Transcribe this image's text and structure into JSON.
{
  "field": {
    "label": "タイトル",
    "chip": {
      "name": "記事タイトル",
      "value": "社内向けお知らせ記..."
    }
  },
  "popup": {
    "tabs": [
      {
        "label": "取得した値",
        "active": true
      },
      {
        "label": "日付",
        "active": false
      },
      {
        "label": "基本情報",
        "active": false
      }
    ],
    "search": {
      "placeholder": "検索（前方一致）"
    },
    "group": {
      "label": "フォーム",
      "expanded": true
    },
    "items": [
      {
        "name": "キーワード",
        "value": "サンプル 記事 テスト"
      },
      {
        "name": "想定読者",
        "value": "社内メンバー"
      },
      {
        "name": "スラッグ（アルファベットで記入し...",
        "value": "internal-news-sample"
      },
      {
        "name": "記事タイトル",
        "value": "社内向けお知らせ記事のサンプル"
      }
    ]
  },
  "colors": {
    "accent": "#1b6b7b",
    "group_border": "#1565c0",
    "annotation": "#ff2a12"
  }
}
· · · ·
## What is needed
Establish how many lines of the records contain the string "value" and state that number without elaboration.

## Task result
5